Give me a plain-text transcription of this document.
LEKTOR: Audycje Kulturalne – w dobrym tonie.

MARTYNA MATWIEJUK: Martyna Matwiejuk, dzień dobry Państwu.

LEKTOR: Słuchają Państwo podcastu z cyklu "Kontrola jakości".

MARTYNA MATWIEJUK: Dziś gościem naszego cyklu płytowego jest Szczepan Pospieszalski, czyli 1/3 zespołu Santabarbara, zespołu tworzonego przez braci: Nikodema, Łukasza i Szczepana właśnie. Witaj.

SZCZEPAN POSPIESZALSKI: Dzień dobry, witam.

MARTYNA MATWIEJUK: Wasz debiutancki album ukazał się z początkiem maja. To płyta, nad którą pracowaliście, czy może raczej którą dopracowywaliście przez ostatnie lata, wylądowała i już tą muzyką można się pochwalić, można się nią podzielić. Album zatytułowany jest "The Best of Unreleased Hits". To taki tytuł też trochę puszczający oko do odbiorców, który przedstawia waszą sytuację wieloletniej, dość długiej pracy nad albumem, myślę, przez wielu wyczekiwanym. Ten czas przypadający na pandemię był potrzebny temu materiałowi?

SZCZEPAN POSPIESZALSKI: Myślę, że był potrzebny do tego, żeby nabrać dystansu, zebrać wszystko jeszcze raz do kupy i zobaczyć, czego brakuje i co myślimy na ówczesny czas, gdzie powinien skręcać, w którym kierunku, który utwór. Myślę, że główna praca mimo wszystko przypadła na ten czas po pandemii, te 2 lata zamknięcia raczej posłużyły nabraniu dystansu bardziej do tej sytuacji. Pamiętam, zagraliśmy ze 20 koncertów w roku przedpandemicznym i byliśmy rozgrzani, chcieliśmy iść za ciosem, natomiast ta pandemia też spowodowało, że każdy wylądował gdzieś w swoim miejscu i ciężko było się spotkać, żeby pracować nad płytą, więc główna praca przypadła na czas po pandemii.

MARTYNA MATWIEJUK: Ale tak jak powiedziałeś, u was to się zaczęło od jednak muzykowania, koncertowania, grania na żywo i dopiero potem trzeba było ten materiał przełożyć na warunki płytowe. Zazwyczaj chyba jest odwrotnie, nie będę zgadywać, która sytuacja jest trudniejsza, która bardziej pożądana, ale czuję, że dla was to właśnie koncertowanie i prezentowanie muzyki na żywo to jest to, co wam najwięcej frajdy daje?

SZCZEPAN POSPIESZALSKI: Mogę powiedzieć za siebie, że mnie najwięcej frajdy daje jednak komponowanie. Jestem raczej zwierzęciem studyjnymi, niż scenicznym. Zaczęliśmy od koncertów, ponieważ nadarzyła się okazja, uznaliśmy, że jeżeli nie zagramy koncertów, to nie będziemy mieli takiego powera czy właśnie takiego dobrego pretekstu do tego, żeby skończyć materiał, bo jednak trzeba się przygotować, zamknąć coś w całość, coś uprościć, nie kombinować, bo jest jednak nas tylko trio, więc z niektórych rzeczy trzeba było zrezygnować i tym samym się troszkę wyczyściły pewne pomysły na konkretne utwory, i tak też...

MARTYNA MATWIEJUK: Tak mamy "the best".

WHAT YOU WILL DO:
Extract the listing in its entirety and repeat it exactly.

EXERCISE SOLUTION:
Give me a plain-text transcription of this document.
LEKTOR: Audycje Kulturalne – w dobrym tonie.

MARTYNA MATWIEJUK: Martyna Matwiejuk, dzień dobry Państwu.

LEKTOR: Słuchają Państwo podcastu z cyklu "Kontrola jakości".

MARTYNA MATWIEJUK: Dziś gościem naszego cyklu płytowego jest Szczepan Pospieszalski, czyli 1/3 zespołu Santabarbara, zespołu tworzonego przez braci: Nikodema, Łukasza i Szczepana właśnie. Witaj.

SZCZEPAN POSPIESZALSKI: Dzień dobry, witam.

MARTYNA MATWIEJUK: Wasz debiutancki album ukazał się z początkiem maja. To płyta, nad którą pracowaliście, czy może raczej którą dopracowywaliście przez ostatnie lata, wylądowała i już tą muzyką można się pochwalić, można się nią podzielić. Album zatytułowany jest "The Best of Unreleased Hits". To taki tytuł też trochę puszczający oko do odbiorców, który przedstawia waszą sytuację wieloletniej, dość długiej pracy nad albumem, myślę, przez wielu wyczekiwanym. Ten czas przypadający na pandemię był potrzebny temu materiałowi?

SZCZEPAN POSPIESZALSKI: Myślę, że był potrzebny do tego, żeby nabrać dystansu, zebrać wszystko jeszcze raz do kupy i zobaczyć, czego brakuje i co myślimy na ówczesny czas, gdzie powinien skręcać, w którym kierunku, który utwór. Myślę, że główna praca mimo wszystko przypadła na ten czas po pandemii, te 2 lata zamknięcia raczej posłużyły nabraniu dystansu bardziej do tej sytuacji. Pamiętam, zagraliśmy ze 20 koncertów w roku przedpandemicznym i byliśmy rozgrzani, chcieliśmy iść za ciosem, natomiast ta pandemia też spowodowało, że każdy wylądował gdzieś w swoim miejscu i ciężko było się spotkać, żeby pracować nad płytą, więc główna praca przypadła na czas po pandemii.

MARTYNA MATWIEJUK: Ale tak jak powiedziałeś, u was to się zaczęło od jednak muzykowania, koncertowania, grania na żywo i dopiero potem trzeba było ten materiał przełożyć na warunki płytowe. Zazwyczaj chyba jest odwrotnie, nie będę zgadywać, która sytuacja jest trudniejsza, która bardziej pożądana, ale czuję, że dla was to właśnie koncertowanie i prezentowanie muzyki na żywo to jest to, co wam najwięcej frajdy daje?

SZCZEPAN POSPIESZALSKI: Mogę powiedzieć za siebie, że mnie najwięcej frajdy daje jednak komponowanie. Jestem raczej zwierzęciem studyjnymi, niż scenicznym. Zaczęliśmy od koncertów, ponieważ nadarzyła się okazja, uznaliśmy, że jeżeli nie zagramy koncertów, to nie będziemy mieli takiego powera czy właśnie takiego dobrego pretekstu do tego, żeby skończyć materiał, bo jednak trzeba się przygotować, zamknąć coś w całość, coś uprościć, nie kombinować, bo jest jednak nas tylko trio, więc z niektórych rzeczy trzeba było zrezygnować i tym samym się troszkę wyczyściły pewne pomysły na konkretne utwory, i tak też...

MARTYNA MATWIEJUK: Tak mamy "the best".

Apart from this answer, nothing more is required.